### Exercise prompt:
Write out every single entry exactly.

** Start Listing **

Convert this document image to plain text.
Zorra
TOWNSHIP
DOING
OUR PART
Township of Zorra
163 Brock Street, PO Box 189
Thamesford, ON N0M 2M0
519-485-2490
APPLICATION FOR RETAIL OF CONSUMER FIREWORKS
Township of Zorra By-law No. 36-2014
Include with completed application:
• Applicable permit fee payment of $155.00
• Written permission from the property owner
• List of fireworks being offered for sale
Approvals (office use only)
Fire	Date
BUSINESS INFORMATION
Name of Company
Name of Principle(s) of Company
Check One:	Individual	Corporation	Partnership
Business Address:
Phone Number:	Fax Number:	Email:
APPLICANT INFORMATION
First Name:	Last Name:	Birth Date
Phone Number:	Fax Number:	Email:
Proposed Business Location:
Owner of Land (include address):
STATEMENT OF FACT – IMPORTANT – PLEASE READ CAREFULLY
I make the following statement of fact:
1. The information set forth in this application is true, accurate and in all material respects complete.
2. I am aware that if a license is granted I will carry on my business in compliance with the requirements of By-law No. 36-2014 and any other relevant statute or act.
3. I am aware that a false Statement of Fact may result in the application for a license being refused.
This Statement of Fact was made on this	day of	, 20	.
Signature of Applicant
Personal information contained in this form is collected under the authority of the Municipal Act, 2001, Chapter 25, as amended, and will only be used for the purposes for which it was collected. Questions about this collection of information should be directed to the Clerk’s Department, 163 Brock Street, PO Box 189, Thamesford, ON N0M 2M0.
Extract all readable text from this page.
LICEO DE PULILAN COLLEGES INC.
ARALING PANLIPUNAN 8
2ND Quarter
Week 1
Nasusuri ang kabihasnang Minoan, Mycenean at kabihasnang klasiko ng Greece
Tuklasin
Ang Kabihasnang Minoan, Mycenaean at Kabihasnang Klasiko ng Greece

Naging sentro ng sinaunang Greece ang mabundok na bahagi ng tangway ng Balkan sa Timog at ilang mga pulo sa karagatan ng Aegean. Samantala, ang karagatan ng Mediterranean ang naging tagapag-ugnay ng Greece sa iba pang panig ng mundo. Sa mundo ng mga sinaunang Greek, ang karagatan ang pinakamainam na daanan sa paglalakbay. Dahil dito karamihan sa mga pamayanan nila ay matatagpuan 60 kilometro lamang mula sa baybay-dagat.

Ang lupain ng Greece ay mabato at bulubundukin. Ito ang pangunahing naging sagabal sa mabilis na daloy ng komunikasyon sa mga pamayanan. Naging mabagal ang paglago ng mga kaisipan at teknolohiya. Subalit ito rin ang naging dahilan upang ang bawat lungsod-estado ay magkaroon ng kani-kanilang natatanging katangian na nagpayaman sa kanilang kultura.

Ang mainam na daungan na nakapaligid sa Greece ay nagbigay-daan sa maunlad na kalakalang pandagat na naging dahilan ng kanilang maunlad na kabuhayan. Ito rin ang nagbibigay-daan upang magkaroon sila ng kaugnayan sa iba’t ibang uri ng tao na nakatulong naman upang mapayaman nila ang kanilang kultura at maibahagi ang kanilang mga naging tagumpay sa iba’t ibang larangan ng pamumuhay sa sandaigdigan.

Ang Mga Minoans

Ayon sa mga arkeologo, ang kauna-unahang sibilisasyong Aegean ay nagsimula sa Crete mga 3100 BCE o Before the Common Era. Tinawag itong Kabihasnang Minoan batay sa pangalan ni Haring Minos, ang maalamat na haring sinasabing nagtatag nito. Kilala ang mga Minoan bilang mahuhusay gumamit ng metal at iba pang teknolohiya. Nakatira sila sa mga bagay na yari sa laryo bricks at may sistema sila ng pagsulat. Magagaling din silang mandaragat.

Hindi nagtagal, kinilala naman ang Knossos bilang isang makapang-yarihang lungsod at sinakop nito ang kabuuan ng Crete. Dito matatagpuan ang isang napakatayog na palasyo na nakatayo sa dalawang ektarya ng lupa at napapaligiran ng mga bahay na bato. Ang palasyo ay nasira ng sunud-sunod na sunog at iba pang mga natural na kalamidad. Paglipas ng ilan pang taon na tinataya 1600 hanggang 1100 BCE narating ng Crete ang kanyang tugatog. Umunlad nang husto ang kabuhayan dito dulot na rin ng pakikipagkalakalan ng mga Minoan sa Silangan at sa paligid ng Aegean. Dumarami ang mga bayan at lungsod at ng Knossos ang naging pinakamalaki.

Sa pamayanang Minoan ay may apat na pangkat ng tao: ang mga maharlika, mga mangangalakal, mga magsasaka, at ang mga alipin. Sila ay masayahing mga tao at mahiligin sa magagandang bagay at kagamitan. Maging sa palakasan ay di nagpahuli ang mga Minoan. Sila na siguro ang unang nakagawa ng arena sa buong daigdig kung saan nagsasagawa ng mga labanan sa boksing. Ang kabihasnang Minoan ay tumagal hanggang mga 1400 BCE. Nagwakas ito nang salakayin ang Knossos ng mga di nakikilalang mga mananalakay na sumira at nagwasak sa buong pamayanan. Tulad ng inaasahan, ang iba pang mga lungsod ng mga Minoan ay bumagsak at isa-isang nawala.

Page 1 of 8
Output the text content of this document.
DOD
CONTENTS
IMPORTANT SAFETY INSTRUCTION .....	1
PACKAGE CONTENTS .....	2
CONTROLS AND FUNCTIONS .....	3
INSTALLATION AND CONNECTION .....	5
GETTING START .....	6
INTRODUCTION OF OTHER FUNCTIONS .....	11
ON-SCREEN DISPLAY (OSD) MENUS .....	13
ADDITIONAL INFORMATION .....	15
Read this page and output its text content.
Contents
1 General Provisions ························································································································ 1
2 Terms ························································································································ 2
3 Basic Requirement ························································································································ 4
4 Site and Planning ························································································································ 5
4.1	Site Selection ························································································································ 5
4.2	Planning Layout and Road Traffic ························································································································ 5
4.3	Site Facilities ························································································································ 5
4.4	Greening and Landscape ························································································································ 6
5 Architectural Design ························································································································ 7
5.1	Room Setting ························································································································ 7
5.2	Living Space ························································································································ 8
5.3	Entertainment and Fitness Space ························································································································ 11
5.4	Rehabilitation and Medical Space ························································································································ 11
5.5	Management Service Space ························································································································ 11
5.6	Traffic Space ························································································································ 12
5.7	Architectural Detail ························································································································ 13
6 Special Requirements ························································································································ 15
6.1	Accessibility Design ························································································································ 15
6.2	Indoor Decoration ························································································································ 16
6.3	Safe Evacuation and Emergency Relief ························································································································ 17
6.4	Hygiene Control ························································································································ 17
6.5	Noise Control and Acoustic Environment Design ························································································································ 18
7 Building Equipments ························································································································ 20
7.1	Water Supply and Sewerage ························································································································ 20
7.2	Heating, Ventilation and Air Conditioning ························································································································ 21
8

** End Listing **

### The completed task:
Convert this document image to plain text.
Zorra
TOWNSHIP
DOING
OUR PART
Township of Zorra
163 Brock Street, PO Box 189
Thamesford, ON N0M 2M0
519-485-2490
APPLICATION FOR RETAIL OF CONSUMER FIREWORKS
Township of Zorra By-law No. 36-2014
Include with completed application:
• Applicable permit fee payment of $155.00
• Written permission from the property owner
• List of fireworks being offered for sale
Approvals (office use only)
Fire	Date
BUSINESS INFORMATION
Name of Company
Name of Principle(s) of Company
Check One:	Individual	Corporation	Partnership
Business Address:
Phone Number:	Fax Number:	Email:
APPLICANT INFORMATION
First Name:	Last Name:	Birth Date
Phone Number:	Fax Number:	Email:
Proposed Business Location:
Owner of Land (include address):
STATEMENT OF FACT – IMPORTANT – PLEASE READ CAREFULLY
I make the following statement of fact:
1. The information set forth in this application is true, accurate and in all material respects complete.
2. I am aware that if a license is granted I will carry on my business in compliance with the requirements of By-law No. 36-2014 and any other relevant statute or act.
3. I am aware that a false Statement of Fact may result in the application for a license being refused.
This Statement of Fact was made on this	day of	, 20	.
Signature of Applicant
Personal information contained in this form is collected under the authority of the Municipal Act, 2001, Chapter 25, as amended, and will only be used for the purposes for which it was collected. Questions about this collection of information should be directed to the Clerk’s Department, 163 Brock Street, PO Box 189, Thamesford, ON N0M 2M0.
Extract all readable text from this page.
LICEO DE PULILAN COLLEGES INC.
ARALING PANLIPUNAN 8
2ND Quarter
Week 1
Nasusuri ang kabihasnang Minoan, Mycenean at kabihasnang klasiko ng Greece
Tuklasin
Ang Kabihasnang Minoan, Mycenaean at Kabihasnang Klasiko ng Greece

Naging sentro ng sinaunang Greece ang mabundok na bahagi ng tangway ng Balkan sa Timog at ilang mga pulo sa karagatan ng Aegean. Samantala, ang karagatan ng Mediterranean ang naging tagapag-ugnay ng Greece sa iba pang panig ng mundo. Sa mundo ng mga sinaunang Greek, ang karagatan ang pinakamainam na daanan sa paglalakbay. Dahil dito karamihan sa mga pamayanan nila ay matatagpuan 60 kilometro lamang mula sa baybay-dagat.

Ang lupain ng Greece ay mabato at bulubundukin. Ito ang pangunahing naging sagabal sa mabilis na daloy ng komunikasyon sa mga pamayanan. Naging mabagal ang paglago ng mga kaisipan at teknolohiya. Subalit ito rin ang naging dahilan upang ang bawat lungsod-estado ay magkaroon ng kani-kanilang natatanging katangian na nagpayaman sa kanilang kultura.

Ang mainam na daungan na nakapaligid sa Greece ay nagbigay-daan sa maunlad na kalakalang pandagat na naging dahilan ng kanilang maunlad na kabuhayan. Ito rin ang nagbibigay-daan upang magkaroon sila ng kaugnayan sa iba’t ibang uri ng tao na nakatulong naman upang mapayaman nila ang kanilang kultura at maibahagi ang kanilang mga naging tagumpay sa iba’t ibang larangan ng pamumuhay sa sandaigdigan.

Ang Mga Minoans

Ayon sa mga arkeologo, ang kauna-unahang sibilisasyong Aegean ay nagsimula sa Crete mga 3100 BCE o Before the Common Era. Tinawag itong Kabihasnang Minoan batay sa pangalan ni Haring Minos, ang maalamat na haring sinasabing nagtatag nito. Kilala ang mga Minoan bilang mahuhusay gumamit ng metal at iba pang teknolohiya. Nakatira sila sa mga bagay na yari sa laryo bricks at may sistema sila ng pagsulat. Magagaling din silang mandaragat.

Hindi nagtagal, kinilala naman ang Knossos bilang isang makapang-yarihang lungsod at sinakop nito ang kabuuan ng Crete. Dito matatagpuan ang isang napakatayog na palasyo na nakatayo sa dalawang ektarya ng lupa at napapaligiran ng mga bahay na bato. Ang palasyo ay nasira ng sunud-sunod na sunog at iba pang mga natural na kalamidad. Paglipas ng ilan pang taon na tinataya 1600 hanggang 1100 BCE narating ng Crete ang kanyang tugatog. Umunlad nang husto ang kabuhayan dito dulot na rin ng pakikipagkalakalan ng mga Minoan sa Silangan at sa paligid ng Aegean. Dumarami ang mga bayan at lungsod at ng Knossos ang naging pinakamalaki.

Sa pamayanang Minoan ay may apat na pangkat ng tao: ang mga maharlika, mga mangangalakal, mga magsasaka, at ang mga alipin. Sila ay masayahing mga tao at mahiligin sa magagandang bagay at kagamitan. Maging sa palakasan ay di nagpahuli ang mga Minoan. Sila na siguro ang unang nakagawa ng arena sa buong daigdig kung saan nagsasagawa ng mga labanan sa boksing. Ang kabihasnang Minoan ay tumagal hanggang mga 1400 BCE. Nagwakas ito nang salakayin ang Knossos ng mga di nakikilalang mga mananalakay na sumira at nagwasak sa buong pamayanan. Tulad ng inaasahan, ang iba pang mga lungsod ng mga Minoan ay bumagsak at isa-isang nawala.

Page 1 of 8
Output the text content of this document.
DOD
CONTENTS
IMPORTANT SAFETY INSTRUCTION .....	1
PACKAGE CONTENTS .....	2
CONTROLS AND FUNCTIONS .....	3
INSTALLATION AND CONNECTION .....	5
GETTING START .....	6
INTRODUCTION OF OTHER FUNCTIONS .....	11
ON-SCREEN DISPLAY (OSD) MENUS .....	13
ADDITIONAL INFORMATION .....	15
Read this page and output its text content.
Contents
1 General Provisions ························································································································ 1
2 Terms ························································································································ 2
3 Basic Requirement ························································································································ 4
4 Site and Planning ························································································································ 5
4.1	Site Selection ························································································································ 5
4.2	Planning Layout and Road Traffic ························································································································ 5
4.3	Site Facilities ························································································································ 5
4.4	Greening and Landscape ························································································································ 6
5 Architectural Design ························································································································ 7
5.1	Room Setting ························································································································ 7
5.2	Living Space ························································································································ 8
5.3	Entertainment and Fitness Space ························································································································ 11
5.4	Rehabilitation and Medical Space ························································································································ 11
5.5	Management Service Space ························································································································ 11
5.6	Traffic Space ························································································································ 12
5.7	Architectural Detail ························································································································ 13
6 Special Requirements ························································································································ 15
6.1	Accessibility Design ························································································································ 15
6.2	Indoor Decoration ························································································································ 16
6.3	Safe Evacuation and Emergency Relief ························································································································ 17
6.4	Hygiene Control ························································································································ 17
6.5	Noise Control and Acoustic Environment Design ························································································································ 18
7 Building Equipments ························································································································ 20
7.1	Water Supply and Sewerage ························································································································ 20
7.2	Heating, Ventilation and Air Conditioning ························································································································ 21
8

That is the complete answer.